Copy each line where the word "this" occurs.

START RECORDS FOR THE TASK

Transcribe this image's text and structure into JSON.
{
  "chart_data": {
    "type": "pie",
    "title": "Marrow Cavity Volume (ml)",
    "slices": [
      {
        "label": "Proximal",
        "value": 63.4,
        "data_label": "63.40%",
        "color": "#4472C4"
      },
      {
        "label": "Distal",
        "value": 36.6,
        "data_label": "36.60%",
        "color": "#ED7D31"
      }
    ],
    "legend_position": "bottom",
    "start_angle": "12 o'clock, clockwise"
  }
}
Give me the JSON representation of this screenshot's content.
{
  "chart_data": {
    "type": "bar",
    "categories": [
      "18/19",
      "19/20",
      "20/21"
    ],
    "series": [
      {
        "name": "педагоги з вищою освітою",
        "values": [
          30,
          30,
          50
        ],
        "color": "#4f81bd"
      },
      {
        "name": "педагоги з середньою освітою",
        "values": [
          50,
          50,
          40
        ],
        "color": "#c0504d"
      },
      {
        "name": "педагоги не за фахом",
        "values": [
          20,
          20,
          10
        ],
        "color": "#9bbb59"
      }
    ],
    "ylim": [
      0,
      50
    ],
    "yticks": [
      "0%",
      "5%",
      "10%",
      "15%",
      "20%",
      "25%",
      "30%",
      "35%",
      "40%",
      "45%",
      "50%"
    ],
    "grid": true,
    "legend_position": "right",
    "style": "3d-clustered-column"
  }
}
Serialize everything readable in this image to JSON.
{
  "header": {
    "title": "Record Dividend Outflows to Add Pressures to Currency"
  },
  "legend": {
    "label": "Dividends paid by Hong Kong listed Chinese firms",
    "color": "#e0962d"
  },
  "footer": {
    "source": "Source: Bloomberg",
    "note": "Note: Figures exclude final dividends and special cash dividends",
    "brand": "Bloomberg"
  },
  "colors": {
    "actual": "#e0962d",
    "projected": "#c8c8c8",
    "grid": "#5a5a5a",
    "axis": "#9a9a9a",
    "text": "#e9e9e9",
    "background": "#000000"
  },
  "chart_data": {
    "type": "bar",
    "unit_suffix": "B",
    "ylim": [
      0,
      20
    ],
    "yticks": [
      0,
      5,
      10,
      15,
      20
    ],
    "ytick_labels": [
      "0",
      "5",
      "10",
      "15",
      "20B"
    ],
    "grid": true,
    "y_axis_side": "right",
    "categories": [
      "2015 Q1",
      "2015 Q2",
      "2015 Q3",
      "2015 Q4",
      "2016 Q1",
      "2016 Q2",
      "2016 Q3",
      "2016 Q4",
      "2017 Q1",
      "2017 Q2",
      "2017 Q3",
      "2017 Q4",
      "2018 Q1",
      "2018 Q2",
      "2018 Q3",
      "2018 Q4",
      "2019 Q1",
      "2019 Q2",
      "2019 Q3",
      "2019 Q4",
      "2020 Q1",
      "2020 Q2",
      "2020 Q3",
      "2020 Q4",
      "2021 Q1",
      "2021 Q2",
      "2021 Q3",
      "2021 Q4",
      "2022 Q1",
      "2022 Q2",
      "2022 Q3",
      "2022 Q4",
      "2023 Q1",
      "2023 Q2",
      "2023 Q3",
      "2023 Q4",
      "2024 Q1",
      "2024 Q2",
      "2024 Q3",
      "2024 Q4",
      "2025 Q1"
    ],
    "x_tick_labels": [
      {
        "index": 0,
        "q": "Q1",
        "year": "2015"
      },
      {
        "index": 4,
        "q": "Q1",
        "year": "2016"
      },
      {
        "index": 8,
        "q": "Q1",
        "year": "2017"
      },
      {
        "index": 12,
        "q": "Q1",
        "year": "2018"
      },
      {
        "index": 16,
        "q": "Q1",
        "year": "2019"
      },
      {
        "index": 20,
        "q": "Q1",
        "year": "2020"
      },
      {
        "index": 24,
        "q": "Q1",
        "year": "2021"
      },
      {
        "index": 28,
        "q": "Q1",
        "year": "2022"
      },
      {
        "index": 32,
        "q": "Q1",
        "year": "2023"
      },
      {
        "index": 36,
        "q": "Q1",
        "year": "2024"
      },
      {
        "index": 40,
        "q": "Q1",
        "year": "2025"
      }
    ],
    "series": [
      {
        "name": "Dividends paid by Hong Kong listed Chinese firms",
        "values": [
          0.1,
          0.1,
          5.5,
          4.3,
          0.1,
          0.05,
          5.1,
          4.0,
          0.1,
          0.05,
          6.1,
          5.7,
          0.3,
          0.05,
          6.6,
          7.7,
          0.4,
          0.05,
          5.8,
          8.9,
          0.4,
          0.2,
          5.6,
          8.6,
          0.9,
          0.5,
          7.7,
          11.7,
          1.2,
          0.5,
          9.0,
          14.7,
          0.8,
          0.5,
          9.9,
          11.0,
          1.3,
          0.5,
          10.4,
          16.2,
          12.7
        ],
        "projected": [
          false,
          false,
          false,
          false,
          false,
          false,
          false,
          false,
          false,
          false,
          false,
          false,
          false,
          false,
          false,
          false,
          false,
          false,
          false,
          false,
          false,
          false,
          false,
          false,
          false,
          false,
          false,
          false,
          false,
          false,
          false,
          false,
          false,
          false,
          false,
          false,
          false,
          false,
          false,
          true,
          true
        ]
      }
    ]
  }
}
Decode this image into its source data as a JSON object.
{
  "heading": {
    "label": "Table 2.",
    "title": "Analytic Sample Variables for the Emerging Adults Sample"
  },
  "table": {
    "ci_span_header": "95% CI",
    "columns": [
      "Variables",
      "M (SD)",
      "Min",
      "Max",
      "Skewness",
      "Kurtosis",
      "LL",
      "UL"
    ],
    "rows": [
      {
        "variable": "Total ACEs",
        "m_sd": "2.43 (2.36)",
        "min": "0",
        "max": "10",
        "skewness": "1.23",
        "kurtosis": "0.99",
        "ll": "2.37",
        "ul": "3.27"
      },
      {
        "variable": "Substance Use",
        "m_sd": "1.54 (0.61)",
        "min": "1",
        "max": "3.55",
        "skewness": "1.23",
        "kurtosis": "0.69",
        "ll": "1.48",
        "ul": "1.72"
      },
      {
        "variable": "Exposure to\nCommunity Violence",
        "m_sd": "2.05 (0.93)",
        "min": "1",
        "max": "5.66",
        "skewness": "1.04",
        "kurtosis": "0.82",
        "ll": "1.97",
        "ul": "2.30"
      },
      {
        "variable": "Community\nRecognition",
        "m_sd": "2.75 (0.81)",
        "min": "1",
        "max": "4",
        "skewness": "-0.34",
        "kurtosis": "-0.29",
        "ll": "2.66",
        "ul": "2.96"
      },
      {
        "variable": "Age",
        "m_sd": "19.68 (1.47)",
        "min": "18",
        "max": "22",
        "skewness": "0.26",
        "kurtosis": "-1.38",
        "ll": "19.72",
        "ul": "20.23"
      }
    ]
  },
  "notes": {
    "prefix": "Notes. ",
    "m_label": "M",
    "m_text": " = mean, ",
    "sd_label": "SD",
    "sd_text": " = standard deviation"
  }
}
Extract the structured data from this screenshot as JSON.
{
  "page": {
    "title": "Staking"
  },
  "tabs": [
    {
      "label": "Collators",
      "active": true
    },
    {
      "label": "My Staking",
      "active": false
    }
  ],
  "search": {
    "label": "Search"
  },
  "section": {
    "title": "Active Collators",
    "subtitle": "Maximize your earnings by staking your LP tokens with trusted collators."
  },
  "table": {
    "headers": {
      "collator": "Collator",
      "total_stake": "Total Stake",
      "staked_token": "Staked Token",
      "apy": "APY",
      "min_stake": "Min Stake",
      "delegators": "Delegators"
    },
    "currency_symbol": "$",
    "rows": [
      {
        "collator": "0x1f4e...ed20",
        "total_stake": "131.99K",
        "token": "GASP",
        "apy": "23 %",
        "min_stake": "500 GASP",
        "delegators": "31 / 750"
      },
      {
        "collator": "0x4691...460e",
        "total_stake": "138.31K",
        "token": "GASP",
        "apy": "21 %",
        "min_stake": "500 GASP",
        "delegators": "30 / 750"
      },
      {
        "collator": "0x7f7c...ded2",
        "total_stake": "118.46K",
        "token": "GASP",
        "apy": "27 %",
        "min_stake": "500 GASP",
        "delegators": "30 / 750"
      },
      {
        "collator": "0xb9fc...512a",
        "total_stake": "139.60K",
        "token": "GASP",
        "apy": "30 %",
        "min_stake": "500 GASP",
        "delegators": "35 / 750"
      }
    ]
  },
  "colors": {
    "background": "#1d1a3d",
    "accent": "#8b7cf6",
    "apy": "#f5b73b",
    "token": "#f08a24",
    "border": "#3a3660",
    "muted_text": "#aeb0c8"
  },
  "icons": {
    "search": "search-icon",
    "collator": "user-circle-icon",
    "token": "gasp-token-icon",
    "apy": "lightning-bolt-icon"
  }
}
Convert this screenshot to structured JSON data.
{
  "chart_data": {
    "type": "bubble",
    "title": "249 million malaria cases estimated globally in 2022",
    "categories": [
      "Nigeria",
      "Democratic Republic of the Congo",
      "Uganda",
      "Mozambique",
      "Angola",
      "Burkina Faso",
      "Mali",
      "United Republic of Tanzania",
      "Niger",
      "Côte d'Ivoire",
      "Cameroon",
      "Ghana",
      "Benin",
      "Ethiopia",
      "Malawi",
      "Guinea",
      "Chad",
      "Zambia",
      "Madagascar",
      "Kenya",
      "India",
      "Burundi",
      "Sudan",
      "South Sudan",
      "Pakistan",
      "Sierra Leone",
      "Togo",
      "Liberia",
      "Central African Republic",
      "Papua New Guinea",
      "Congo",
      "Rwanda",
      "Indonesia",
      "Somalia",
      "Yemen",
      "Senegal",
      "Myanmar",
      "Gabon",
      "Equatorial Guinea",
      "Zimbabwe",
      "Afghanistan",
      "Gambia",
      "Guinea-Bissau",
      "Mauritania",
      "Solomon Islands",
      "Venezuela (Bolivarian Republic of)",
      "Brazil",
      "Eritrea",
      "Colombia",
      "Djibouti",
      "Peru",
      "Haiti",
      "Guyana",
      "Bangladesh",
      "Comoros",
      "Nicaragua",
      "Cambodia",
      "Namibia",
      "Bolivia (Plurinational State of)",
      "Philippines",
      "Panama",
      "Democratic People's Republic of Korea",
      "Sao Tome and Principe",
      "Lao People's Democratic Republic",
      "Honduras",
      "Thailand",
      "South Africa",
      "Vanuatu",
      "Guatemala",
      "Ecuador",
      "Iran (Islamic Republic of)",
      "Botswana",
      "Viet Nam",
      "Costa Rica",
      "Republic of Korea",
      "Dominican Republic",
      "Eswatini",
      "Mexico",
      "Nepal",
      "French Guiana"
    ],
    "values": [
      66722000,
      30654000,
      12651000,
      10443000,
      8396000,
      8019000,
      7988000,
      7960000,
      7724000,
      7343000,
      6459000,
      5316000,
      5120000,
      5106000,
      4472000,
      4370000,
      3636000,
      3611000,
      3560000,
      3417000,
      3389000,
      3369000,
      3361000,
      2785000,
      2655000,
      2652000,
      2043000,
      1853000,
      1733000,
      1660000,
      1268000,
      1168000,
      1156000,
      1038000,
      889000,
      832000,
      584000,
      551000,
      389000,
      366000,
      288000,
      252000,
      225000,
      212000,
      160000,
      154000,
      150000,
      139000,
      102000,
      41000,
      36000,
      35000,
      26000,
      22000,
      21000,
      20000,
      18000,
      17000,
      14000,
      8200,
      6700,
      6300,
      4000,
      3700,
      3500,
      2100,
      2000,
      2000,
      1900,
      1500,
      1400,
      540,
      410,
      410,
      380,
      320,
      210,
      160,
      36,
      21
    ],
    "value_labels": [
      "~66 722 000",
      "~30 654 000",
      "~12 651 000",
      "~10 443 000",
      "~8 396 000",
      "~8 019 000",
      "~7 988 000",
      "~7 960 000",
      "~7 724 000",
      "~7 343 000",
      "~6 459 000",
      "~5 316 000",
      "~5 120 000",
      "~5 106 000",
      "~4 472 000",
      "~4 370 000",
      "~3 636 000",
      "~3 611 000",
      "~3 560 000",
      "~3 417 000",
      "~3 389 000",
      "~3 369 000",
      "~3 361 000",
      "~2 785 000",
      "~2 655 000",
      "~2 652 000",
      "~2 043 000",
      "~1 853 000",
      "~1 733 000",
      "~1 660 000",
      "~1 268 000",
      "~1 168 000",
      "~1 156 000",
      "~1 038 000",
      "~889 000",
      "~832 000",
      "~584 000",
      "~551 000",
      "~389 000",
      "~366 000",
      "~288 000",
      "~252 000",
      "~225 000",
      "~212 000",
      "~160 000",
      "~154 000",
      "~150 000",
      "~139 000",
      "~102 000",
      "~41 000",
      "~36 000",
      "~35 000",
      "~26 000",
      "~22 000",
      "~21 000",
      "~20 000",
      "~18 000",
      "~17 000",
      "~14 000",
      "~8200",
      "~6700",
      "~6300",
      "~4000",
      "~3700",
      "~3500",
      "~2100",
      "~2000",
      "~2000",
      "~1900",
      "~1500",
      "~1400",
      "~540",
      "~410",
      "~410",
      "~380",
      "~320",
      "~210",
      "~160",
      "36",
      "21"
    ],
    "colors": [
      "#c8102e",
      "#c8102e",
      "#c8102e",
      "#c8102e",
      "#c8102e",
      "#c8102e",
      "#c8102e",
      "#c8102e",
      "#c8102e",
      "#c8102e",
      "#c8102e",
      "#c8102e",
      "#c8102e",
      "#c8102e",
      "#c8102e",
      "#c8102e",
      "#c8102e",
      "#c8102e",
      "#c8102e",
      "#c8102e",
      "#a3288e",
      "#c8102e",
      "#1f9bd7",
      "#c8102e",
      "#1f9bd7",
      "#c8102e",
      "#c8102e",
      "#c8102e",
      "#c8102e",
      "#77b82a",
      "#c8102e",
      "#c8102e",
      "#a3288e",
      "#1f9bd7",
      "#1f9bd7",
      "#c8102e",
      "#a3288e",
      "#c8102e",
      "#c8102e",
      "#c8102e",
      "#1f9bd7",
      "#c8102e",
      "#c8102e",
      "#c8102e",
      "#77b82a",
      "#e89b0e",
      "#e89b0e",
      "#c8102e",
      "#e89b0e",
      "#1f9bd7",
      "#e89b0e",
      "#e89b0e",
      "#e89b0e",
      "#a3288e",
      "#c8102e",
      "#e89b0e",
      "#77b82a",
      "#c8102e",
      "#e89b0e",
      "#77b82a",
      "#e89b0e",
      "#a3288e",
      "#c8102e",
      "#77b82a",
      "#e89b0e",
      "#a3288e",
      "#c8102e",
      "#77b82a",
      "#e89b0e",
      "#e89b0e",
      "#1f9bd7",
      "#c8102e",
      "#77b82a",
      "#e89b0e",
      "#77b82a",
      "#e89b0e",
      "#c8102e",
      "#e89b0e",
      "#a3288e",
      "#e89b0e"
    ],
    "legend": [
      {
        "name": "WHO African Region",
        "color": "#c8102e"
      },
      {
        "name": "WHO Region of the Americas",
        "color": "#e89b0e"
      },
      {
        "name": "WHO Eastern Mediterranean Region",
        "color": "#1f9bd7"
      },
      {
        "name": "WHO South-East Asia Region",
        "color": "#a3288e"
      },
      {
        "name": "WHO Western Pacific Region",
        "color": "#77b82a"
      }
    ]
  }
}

END RECORDS FOR THE TASK

## FINAL RESULT
Transcribe this image's text and structure into JSON.
Give me the JSON representation of this screenshot's content.
Serialize everything readable in this image to JSON.
Decode this image into its source data as a JSON object.
Extract the structured data from this screenshot as JSON.
Convert this screenshot to structured JSON data.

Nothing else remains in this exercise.